*TEXTAUSZUG*:
Gauland rechtfertigte auch die Forderungen nach einem Verbot von Minaretten und Muezzinrufen. "Ein Moslem in Deutschland kann seinem Glauben auch ohne Minarette nachgehen. Die AfD hat nichts gegen Gebetsstätten; es muss doch möglich sein, eine Religion so auszuüben, wie wir das seit Jahrhunderten von Kirchen gewohnt sind."
Gauland verteidigte zudem Pläne des AfD-Europaabgeordneten Marcus Pretzell, nach seinem Rauswurf aus der Fraktion der Europäischen Konservativen und Reformer im EU-Parlament in das Lager der rechtsextremen Front National zu wechseln. "Wenn sich alle eurokritischen Stimmen im EU-Parlament zusammenschließen, dann müssen wir reagieren." Außerdem bezweifele er, ob man den Front National um seine Chefin Marine Le Pen als rechtsradikal bezeichnen könne.
Das komplette Interview zum Nachhören:
Dirk-Oliver Heckmann: Am Telefon ist jetzt Alexander Gauland, stellvertretender Bundesvorstandssprecher der AfD, zugleich Vorsitzender der AfD-Fraktion in Brandenburg. Guten Morgen, Herr Gauland.
Alexander Gauland: Guten Morgen.
Heckmann: Herr Gauland, "der Islam gehört nicht zu Deutschland" steht bei Ihnen jetzt im Grundsatzprogramm. Der Vorsitzende des Zentralrats der Muslime, Aiman Mazyek, der sagt dazu, zum ersten Mal seit Hitler-Deutschland gebe es eine Partei, die erneut eine ganze Religionsgemeinschaft diskreditiere und existenziell bedrohe. Muslime sehen sich unter Generalverdacht gestellt. Nehmen Sie das in Kauf?

*MATERIAL*:
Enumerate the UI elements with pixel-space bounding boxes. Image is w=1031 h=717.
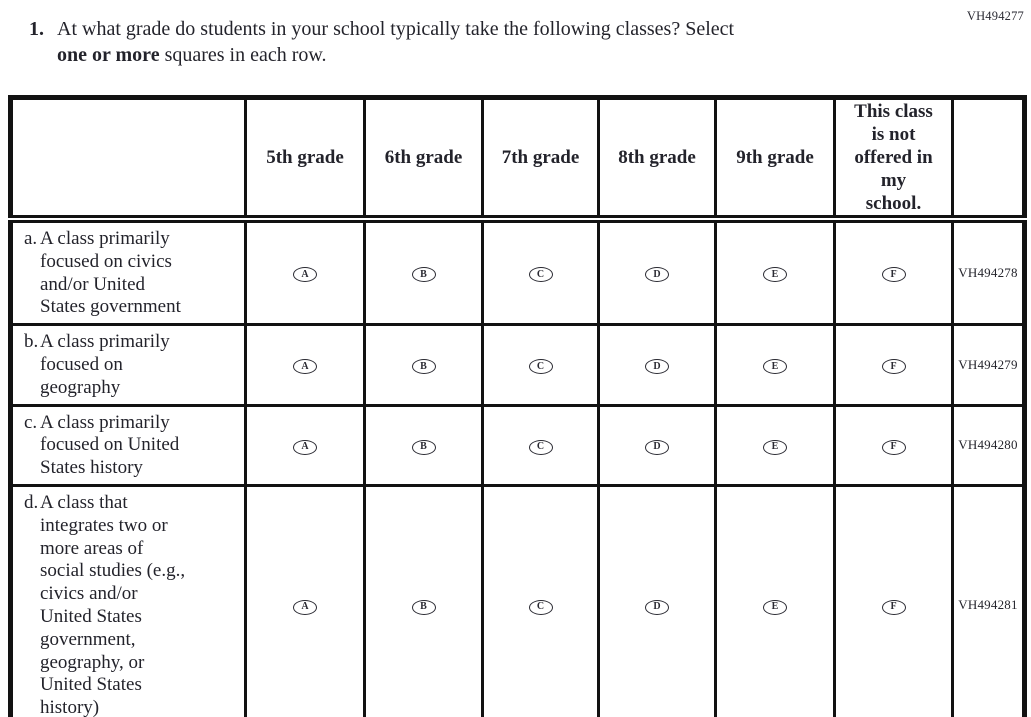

*AUFGABENSTELLUNG A*:
Nennen Sie alle Personen, die im Textauszug über das AfD-Interview mit Vor- und Nachnamen erwähnt werden.
*AUFGABENSTELLUNG B*:
Welches Amt hat Alexander Gauland laut dem Textauszug in Brandenburg inne?
*AUFGABENSTELLUNG C*:
Führen Sie das Interview mit Alexander Gauland im Textauszug im selben Stil weiter.
Das Material stammt aus einer anderen Quelle als der Textauszug.

*SCHRIFTLICHE ANTWORT A*:
Alexander Gauland, Marcus Pretzell, Marine Le Pen, Dirk-Oliver Heckmann, Aiman Mazyek

*SCHRIFTLICHE ANTWORT B*:
Er ist Vorsitzender der AfD-Fraktion in Brandenburg.

*SCHRIFTLICHE ANTWORT C*:
Gauland: Das ist natürlich eine unsinnige Formulierung und das weiß der Zentralratsvorsitzende auch. Die Nazis haben sechs Millionen Juden umgebracht. Wir haben eine klare Aussage zum politischen Islam getroffen. Wir wollen nicht, dass der Islam mit der Scharia in Deutschland Regeln setzt. Und das hat mit Nationalsozialismus und mit dem Judentum überhaupt nichts zu tun. Und das ist pure Verleumdung.
Heckmann: Sie sagen, Sie haben sich gegen den politischen Islam gewendet. Aber in Ihrem Grundsatzprogramm steht ja jetzt klipp und klar nicht "der politische Islam gehört nicht zu Deutschland", sondern "der Islam gehört nicht zu Deutschland".
Gauland: Ja, dann halte ich Ihnen entgegen ein Zitat von Khomeni, der mal gesagt hat, der Islam ist entweder politisch, oder er ist es nicht. Und das ist ja das Problem, dass der Islam keine Trennung von Staat und Kirche kennt, keine Trennung von Gesellschaft und Religion. Das heißt, der Islam ist eine Religion, der zum Beispiel mit der Sharia Regeln für unser Zusammenleben aufstellen will. Das wird aber durchs Grundgesetz geregelt und das wollen wir nicht.
Heckmann: Sie haben kürzlich gesagt, ich will nicht, dass der Islam in Deutschland ist. Wenn Sie nicht wollen, dass der Islam in Deutschland ist, dann können Sie doch eigentlich auch nicht wollen, dass Moslems in Deutschland sind, oder? Denn dadurch, dass Moslems in Deutschland sind, ist der Islam in Deutschland.
Gauland: Islam hat in Deutschland nie eine kulturelle Rolle gespielt
Gauland: Nein. Das bezieht sich, wie ich es ja eben gerade ausgeführt habe, auf den Islam und beschreibt auch etwas. Es beschreibt, dass der Islam keinerlei kulturelle Spur und Tradition in Deutschland hinterlassen hat. Dass zwar wir Mitbürger haben, die Moslems sind, aber dass der Islam in seiner Gesamtheit in diesem Land nie eine kulturelle Rolle gespielt hat. Das ist eine Feststellung, eine Analyse, wie Sie wollen, aber jedenfalls nicht verfassungswidrig.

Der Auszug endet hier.